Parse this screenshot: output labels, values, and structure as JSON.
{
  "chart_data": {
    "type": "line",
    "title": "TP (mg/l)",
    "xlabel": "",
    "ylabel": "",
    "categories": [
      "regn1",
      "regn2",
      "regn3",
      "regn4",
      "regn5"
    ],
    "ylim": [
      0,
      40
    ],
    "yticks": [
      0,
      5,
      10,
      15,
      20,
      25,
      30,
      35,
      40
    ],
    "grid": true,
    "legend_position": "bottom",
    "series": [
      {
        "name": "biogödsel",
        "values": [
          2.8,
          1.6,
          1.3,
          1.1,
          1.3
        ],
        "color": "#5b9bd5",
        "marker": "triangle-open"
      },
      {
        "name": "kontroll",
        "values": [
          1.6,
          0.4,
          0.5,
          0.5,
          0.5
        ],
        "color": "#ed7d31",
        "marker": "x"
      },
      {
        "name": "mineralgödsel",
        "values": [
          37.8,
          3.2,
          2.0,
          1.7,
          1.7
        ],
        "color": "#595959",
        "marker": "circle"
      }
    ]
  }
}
◆ ◆ ◆ ◆ ◆ ◆ ◆
**Your task:** List the lines of the material in which the word "color" occurs.

**Solution for this problem:**
        "color": "#5b9bd5",
        "color": "#ed7d31",
        "color": "#595959",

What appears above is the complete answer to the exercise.